[Short task]
From the entries below, gather every line containing the string "elétrica".

[Input]
★ ★ ★ ★ ★
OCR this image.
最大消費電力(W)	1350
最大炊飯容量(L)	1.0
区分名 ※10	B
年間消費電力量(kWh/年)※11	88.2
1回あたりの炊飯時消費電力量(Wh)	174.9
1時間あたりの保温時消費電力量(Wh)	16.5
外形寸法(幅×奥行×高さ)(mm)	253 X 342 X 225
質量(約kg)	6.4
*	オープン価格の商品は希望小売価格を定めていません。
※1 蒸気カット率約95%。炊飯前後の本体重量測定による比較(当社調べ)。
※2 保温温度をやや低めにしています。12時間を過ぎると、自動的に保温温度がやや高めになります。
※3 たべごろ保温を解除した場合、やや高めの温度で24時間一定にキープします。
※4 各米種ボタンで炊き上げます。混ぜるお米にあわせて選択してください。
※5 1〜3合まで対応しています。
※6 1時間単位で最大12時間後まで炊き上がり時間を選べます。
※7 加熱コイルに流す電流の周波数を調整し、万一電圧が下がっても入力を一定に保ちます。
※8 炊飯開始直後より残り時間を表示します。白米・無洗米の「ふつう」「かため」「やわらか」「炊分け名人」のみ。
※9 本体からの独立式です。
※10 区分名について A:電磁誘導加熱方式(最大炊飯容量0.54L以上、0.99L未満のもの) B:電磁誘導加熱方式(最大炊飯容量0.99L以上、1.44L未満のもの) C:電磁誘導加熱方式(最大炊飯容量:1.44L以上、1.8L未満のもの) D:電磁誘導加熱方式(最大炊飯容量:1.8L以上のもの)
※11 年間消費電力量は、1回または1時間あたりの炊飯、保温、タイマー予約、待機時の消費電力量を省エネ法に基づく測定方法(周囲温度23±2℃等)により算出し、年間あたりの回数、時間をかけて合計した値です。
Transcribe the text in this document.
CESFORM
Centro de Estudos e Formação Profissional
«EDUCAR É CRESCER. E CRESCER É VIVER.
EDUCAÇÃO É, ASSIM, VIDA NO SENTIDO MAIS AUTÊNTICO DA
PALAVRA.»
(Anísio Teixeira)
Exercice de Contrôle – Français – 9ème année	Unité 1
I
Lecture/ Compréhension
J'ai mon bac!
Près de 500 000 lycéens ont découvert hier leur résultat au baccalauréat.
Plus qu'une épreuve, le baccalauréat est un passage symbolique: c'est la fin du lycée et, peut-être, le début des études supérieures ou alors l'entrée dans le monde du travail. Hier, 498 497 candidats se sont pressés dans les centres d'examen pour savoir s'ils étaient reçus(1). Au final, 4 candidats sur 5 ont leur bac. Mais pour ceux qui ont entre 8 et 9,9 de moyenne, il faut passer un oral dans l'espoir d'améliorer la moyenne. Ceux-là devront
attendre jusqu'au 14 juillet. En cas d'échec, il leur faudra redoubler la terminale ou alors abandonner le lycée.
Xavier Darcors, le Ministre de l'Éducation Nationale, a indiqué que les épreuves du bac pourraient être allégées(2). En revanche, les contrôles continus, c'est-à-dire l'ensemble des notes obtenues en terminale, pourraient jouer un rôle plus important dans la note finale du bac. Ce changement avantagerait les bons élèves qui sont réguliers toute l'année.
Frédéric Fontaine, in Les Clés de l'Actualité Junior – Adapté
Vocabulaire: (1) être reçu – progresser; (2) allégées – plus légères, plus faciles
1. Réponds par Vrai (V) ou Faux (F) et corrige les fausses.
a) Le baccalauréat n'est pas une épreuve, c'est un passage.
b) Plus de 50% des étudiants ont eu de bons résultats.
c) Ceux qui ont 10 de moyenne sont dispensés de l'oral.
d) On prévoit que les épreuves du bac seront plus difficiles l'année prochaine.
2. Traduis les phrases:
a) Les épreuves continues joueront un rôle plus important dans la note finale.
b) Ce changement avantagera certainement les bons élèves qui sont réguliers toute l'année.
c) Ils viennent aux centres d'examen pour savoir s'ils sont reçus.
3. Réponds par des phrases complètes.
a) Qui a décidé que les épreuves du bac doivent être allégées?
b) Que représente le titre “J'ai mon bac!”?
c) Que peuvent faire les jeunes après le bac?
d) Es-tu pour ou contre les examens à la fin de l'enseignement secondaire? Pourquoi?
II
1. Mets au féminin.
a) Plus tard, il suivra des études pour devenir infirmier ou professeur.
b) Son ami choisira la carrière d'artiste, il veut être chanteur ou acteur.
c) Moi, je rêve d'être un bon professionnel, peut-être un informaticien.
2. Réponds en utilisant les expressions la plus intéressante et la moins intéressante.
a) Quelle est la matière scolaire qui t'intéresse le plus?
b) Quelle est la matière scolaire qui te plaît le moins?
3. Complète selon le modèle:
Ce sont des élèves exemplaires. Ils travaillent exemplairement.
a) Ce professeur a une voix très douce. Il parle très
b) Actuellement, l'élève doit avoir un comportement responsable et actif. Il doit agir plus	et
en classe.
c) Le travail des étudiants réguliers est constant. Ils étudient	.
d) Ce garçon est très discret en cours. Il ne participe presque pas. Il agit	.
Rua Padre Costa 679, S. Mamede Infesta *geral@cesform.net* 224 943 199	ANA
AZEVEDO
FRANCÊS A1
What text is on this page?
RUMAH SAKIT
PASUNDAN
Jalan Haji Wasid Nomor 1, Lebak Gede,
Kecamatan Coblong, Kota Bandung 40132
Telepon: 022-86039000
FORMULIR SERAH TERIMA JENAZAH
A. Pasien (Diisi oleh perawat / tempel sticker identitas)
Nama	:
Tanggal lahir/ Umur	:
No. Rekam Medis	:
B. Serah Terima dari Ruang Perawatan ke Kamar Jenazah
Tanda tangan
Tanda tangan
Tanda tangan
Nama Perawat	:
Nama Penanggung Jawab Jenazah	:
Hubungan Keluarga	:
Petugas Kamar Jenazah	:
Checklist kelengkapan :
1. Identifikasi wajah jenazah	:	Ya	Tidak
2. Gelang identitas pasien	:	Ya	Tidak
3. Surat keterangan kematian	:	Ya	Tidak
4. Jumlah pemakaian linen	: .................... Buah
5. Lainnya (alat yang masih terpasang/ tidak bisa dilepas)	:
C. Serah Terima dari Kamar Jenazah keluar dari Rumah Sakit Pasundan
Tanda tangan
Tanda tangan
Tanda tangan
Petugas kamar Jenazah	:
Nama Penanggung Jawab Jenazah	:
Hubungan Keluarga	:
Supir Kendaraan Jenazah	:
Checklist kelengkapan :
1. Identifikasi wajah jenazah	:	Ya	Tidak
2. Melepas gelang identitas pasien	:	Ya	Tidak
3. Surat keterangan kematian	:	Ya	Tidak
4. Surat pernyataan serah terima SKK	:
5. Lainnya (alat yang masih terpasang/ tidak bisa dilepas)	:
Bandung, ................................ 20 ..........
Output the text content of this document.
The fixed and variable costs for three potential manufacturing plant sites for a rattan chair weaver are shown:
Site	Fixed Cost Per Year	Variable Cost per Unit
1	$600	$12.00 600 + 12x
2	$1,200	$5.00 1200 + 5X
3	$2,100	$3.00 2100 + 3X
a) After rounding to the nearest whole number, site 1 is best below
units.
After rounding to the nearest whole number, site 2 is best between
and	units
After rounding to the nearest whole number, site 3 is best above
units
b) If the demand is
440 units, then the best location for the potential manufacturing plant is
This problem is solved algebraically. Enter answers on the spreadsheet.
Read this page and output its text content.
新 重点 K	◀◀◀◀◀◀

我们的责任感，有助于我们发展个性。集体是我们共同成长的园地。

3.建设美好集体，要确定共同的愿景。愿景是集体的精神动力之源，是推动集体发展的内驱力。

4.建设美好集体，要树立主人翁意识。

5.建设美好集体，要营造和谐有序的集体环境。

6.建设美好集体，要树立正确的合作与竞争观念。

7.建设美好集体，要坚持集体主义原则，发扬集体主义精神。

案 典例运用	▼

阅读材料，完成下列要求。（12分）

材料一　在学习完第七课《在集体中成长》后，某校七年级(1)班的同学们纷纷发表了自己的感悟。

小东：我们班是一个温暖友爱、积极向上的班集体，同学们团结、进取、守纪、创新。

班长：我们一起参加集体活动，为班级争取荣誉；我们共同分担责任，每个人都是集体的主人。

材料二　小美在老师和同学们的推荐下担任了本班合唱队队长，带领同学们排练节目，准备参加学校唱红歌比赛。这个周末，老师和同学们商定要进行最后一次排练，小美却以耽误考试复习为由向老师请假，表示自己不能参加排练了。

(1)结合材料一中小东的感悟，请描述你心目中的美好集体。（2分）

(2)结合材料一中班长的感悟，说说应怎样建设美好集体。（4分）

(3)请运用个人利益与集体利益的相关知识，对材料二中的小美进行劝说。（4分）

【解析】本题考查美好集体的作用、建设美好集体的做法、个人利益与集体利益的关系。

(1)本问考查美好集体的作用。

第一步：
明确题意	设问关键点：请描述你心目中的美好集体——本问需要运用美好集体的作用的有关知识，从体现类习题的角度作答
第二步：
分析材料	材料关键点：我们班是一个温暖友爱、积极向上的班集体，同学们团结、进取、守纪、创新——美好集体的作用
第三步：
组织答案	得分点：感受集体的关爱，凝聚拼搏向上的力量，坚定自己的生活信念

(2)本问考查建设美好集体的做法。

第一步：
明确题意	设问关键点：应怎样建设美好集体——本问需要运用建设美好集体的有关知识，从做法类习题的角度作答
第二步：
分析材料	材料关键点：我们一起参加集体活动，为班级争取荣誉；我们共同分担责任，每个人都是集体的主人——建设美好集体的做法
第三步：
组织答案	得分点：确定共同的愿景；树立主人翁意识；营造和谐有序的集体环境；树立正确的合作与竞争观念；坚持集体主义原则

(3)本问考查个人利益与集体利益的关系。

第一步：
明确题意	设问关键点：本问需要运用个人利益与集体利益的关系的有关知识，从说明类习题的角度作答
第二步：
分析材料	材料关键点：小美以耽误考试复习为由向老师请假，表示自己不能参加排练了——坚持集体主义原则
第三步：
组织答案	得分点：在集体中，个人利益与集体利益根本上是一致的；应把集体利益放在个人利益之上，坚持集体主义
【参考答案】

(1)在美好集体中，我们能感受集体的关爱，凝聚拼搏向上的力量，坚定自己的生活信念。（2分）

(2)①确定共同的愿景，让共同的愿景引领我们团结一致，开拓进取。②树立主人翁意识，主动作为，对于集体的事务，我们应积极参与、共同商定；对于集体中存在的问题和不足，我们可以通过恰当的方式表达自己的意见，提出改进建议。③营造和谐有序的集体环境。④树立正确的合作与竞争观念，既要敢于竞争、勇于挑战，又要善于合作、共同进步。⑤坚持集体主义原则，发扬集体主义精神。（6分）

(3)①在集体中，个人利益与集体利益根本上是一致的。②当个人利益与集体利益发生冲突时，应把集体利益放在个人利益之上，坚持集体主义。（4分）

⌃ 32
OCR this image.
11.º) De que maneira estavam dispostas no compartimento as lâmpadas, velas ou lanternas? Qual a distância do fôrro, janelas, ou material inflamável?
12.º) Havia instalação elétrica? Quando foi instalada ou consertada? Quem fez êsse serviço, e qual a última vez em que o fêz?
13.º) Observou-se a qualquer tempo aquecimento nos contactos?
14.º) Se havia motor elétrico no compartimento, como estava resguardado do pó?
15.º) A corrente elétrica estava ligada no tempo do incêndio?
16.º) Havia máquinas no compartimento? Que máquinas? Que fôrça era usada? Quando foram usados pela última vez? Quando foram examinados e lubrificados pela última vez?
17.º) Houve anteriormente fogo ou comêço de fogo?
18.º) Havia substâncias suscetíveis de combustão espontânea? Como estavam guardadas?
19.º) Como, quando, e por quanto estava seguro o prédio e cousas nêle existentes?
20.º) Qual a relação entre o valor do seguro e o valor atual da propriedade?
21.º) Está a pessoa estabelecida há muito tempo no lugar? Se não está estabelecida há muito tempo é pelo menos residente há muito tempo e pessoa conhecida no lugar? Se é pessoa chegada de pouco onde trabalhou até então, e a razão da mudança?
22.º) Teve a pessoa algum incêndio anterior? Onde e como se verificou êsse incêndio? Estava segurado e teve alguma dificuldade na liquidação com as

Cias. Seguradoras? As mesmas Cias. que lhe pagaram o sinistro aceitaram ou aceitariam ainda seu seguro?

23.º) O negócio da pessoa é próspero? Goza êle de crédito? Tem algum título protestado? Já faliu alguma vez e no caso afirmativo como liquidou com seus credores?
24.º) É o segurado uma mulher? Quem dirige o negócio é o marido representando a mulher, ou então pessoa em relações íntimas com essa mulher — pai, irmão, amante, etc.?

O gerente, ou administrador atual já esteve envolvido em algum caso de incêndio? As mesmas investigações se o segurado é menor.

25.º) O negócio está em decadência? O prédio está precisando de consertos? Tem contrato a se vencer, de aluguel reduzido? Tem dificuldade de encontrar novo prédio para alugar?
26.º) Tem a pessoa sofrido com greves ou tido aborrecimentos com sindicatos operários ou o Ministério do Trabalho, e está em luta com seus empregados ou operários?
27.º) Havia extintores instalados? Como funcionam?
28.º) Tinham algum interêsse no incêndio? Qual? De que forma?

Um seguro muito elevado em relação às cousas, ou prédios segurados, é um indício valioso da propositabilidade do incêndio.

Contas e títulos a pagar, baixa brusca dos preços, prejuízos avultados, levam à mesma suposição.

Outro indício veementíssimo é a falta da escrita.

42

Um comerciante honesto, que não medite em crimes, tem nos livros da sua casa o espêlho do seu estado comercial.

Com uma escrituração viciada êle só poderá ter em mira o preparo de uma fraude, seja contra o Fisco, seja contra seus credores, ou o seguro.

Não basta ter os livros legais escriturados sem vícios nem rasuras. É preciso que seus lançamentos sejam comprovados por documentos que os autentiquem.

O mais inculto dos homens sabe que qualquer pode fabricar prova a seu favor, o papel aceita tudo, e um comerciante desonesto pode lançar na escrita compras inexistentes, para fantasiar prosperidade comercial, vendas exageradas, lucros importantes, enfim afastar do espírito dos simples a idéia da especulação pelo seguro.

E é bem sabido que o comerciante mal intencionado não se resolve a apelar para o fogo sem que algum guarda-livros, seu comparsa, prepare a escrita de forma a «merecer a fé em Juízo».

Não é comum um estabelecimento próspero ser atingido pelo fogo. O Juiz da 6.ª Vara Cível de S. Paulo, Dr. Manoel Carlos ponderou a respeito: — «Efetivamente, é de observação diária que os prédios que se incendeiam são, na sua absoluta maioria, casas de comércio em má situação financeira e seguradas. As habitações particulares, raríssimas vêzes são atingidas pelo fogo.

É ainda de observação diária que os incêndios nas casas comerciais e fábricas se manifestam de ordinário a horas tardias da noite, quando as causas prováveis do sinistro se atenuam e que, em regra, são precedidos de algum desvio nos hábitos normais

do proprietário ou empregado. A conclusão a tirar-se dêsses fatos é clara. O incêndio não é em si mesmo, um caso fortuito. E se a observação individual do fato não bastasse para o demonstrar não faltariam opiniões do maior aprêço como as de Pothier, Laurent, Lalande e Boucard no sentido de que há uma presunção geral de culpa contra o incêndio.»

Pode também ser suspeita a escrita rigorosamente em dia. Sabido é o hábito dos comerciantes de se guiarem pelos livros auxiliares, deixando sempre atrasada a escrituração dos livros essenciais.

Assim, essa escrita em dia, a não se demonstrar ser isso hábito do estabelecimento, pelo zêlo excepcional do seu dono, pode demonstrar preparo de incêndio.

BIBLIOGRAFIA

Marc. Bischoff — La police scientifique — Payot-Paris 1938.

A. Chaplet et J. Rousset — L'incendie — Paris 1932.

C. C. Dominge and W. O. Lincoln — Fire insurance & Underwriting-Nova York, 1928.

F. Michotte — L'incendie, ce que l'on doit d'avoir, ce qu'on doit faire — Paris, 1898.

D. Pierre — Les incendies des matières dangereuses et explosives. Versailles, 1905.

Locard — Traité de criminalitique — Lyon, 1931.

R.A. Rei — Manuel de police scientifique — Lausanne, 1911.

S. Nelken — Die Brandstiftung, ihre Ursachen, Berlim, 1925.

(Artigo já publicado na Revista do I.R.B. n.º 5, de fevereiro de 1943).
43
★ ★ ★ ★ ★
[Task answer]
12.º) Havia instalação elétrica? Quando foi instalada ou consertada? Quem fez êsse serviço, e qual a última vez em que o fêz?
15.º) A corrente elétrica estava ligada no tempo do incêndio?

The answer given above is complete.